EXERCISE REQUIREMENTS: Write out the entries again exactly as they are given.

DATA SUPPLIED:
Begin

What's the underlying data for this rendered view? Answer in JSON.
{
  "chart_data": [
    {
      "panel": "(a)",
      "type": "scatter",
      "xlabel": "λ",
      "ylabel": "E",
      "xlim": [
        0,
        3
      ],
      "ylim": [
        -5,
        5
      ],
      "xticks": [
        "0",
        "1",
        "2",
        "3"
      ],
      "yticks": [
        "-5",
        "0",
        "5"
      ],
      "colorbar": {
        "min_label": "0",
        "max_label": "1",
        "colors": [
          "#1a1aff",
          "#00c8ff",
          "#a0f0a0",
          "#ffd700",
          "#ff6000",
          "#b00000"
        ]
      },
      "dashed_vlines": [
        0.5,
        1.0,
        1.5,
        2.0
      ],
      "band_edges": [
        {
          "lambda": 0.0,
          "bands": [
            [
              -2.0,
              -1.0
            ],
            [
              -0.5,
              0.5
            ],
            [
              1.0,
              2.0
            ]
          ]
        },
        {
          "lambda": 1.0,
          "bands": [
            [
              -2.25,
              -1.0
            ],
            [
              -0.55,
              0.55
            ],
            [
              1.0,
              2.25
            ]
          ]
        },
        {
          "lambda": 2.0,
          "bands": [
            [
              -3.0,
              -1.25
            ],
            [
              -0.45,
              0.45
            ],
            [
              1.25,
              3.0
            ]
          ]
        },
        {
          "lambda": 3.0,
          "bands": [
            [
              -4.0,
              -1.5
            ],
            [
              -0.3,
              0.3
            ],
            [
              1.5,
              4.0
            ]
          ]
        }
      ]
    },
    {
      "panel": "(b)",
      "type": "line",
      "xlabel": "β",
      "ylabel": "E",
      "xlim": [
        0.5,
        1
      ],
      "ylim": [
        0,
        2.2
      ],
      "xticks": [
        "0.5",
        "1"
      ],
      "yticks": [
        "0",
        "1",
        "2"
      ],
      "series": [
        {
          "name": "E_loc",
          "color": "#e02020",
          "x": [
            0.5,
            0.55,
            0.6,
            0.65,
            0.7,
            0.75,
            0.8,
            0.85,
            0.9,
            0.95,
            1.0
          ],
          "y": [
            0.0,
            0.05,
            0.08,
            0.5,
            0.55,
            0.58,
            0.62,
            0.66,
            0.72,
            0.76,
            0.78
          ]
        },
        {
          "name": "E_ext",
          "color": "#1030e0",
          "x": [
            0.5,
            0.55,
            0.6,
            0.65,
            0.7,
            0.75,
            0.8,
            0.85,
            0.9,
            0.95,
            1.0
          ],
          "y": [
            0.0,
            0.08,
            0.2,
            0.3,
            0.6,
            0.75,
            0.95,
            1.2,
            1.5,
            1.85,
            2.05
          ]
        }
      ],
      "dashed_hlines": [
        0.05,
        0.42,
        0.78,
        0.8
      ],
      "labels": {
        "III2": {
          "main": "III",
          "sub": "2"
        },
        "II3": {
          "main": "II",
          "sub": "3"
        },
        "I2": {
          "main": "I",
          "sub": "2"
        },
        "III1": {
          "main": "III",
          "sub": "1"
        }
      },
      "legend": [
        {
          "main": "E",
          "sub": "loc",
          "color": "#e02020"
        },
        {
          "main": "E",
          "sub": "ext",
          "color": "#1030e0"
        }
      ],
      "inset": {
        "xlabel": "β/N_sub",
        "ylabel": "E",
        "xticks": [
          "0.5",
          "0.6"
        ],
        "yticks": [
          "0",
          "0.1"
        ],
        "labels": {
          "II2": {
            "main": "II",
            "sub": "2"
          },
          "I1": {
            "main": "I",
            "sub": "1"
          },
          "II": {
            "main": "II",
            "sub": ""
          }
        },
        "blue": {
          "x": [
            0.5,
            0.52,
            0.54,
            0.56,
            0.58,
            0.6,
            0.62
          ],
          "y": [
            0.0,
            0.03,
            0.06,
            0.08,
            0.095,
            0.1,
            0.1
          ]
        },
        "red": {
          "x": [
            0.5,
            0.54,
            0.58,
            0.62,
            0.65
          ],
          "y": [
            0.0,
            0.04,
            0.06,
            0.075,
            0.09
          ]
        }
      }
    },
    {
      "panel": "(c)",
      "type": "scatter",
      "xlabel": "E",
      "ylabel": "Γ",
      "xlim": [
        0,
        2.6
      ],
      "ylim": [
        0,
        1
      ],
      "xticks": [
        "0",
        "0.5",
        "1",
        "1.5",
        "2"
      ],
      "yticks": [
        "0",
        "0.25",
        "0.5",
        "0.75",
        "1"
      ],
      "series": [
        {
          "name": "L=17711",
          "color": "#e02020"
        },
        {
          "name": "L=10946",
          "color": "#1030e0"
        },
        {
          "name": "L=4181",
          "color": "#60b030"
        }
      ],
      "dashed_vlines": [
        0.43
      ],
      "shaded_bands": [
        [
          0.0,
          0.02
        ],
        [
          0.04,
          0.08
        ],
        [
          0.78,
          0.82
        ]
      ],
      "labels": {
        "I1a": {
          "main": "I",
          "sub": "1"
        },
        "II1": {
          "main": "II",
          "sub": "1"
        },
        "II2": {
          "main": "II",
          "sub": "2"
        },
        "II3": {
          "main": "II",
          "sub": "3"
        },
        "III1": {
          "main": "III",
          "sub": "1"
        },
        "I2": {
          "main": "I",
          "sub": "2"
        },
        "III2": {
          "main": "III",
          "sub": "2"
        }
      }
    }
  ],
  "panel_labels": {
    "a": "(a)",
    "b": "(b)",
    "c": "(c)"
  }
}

End

EXERCISE ANSWER:
What's the underlying data for this rendered view? Answer in JSON.
{
  "chart_data": [
    {
      "panel": "(a)",
      "type": "scatter",
      "xlabel": "λ",
      "ylabel": "E",
      "xlim": [
        0,
        3
      ],
      "ylim": [
        -5,
        5
      ],
      "xticks": [
        "0",
        "1",
        "2",
        "3"
      ],
      "yticks": [
        "-5",
        "0",
        "5"
      ],
      "colorbar": {
        "min_label": "0",
        "max_label": "1",
        "colors": [
          "#1a1aff",
          "#00c8ff",
          "#a0f0a0",
          "#ffd700",
          "#ff6000",
          "#b00000"
        ]
      },
      "dashed_vlines": [
        0.5,
        1.0,
        1.5,
        2.0
      ],
      "band_edges": [
        {
          "lambda": 0.0,
          "bands": [
            [
              -2.0,
              -1.0
            ],
            [
              -0.5,
              0.5
            ],
            [
              1.0,
              2.0
            ]
          ]
        },
        {
          "lambda": 1.0,
          "bands": [
            [
              -2.25,
              -1.0
            ],
            [
              -0.55,
              0.55
            ],
            [
              1.0,
              2.25
            ]
          ]
        },
        {
          "lambda": 2.0,
          "bands": [
            [
              -3.0,
              -1.25
            ],
            [
              -0.45,
              0.45
            ],
            [
              1.25,
              3.0
            ]
          ]
        },
        {
          "lambda": 3.0,
          "bands": [
            [
              -4.0,
              -1.5
            ],
            [
              -0.3,
              0.3
            ],
            [
              1.5,
              4.0
            ]
          ]
        }
      ]
    },
    {
      "panel": "(b)",
      "type": "line",
      "xlabel": "β",
      "ylabel": "E",
      "xlim": [
        0.5,
        1
      ],
      "ylim": [
        0,
        2.2
      ],
      "xticks": [
        "0.5",
        "1"
      ],
      "yticks": [
        "0",
        "1",
        "2"
      ],
      "series": [
        {
          "name": "E_loc",
          "color": "#e02020",
          "x": [
            0.5,
            0.55,
            0.6,
            0.65,
            0.7,
            0.75,
            0.8,
            0.85,
            0.9,
            0.95,
            1.0
          ],
          "y": [
            0.0,
            0.05,
            0.08,
            0.5,
            0.55,
            0.58,
            0.62,
            0.66,
            0.72,
            0.76,
            0.78
          ]
        },
        {
          "name": "E_ext",
          "color": "#1030e0",
          "x": [
            0.5,
            0.55,
            0.6,
            0.65,
            0.7,
            0.75,
            0.8,
            0.85,
            0.9,
            0.95,
            1.0
          ],
          "y": [
            0.0,
            0.08,
            0.2,
            0.3,
            0.6,
            0.75,
            0.95,
            1.2,
            1.5,
            1.85,
            2.05
          ]
        }
      ],
      "dashed_hlines": [
        0.05,
        0.42,
        0.78,
        0.8
      ],
      "labels": {
        "III2": {
          "main": "III",
          "sub": "2"
        },
        "II3": {
          "main": "II",
          "sub": "3"
        },
        "I2": {
          "main": "I",
          "sub": "2"
        },
        "III1": {
          "main": "III",
          "sub": "1"
        }
      },
      "legend": [
        {
          "main": "E",
          "sub": "loc",
          "color": "#e02020"
        },
        {
          "main": "E",
          "sub": "ext",
          "color": "#1030e0"
        }
      ],
      "inset": {
        "xlabel": "β/N_sub",
        "ylabel": "E",
        "xticks": [
          "0.5",
          "0.6"
        ],
        "yticks": [
          "0",
          "0.1"
        ],
        "labels": {
          "II2": {
            "main": "II",
            "sub": "2"
          },
          "I1": {
            "main": "I",
            "sub": "1"
          },
          "II": {
            "main": "II",
            "sub": ""
          }
        },
        "blue": {
          "x": [
            0.5,
            0.52,
            0.54,
            0.56,
            0.58,
            0.6,
            0.62
          ],
          "y": [
            0.0,
            0.03,
            0.06,
            0.08,
            0.095,
            0.1,
            0.1
          ]
        },
        "red": {
          "x": [
            0.5,
            0.54,
            0.58,
            0.62,
            0.65
          ],
          "y": [
            0.0,
            0.04,
            0.06,
            0.075,
            0.09
          ]
        }
      }
    },
    {
      "panel": "(c)",
      "type": "scatter",
      "xlabel": "E",
      "ylabel": "Γ",
      "xlim": [
        0,
        2.6
      ],
      "ylim": [
        0,
        1
      ],
      "xticks": [
        "0",
        "0.5",
        "1",
        "1.5",
        "2"
      ],
      "yticks": [
        "0",
        "0.25",
        "0.5",
        "0.75",
        "1"
      ],
      "series": [
        {
          "name": "L=17711",
          "color": "#e02020"
        },
        {
          "name": "L=10946",
          "color": "#1030e0"
        },
        {
          "name": "L=4181",
          "color": "#60b030"
        }
      ],
      "dashed_vlines": [
        0.43
      ],
      "shaded_bands": [
        [
          0.0,
          0.02
        ],
        [
          0.04,
          0.08
        ],
        [
          0.78,
          0.82
        ]
      ],
      "labels": {
        "I1a": {
          "main": "I",
          "sub": "1"
        },
        "II1": {
          "main": "II",
          "sub": "1"
        },
        "II2": {
          "main": "II",
          "sub": "2"
        },
        "II3": {
          "main": "II",
          "sub": "3"
        },
        "III1": {
          "main": "III",
          "sub": "1"
        },
        "I2": {
          "main": "I",
          "sub": "2"
        },
        "III2": {
          "main": "III",
          "sub": "2"
        }
      }
    }
  ],
  "panel_labels": {
    "a": "(a)",
    "b": "(b)",
    "c": "(c)"
  }
}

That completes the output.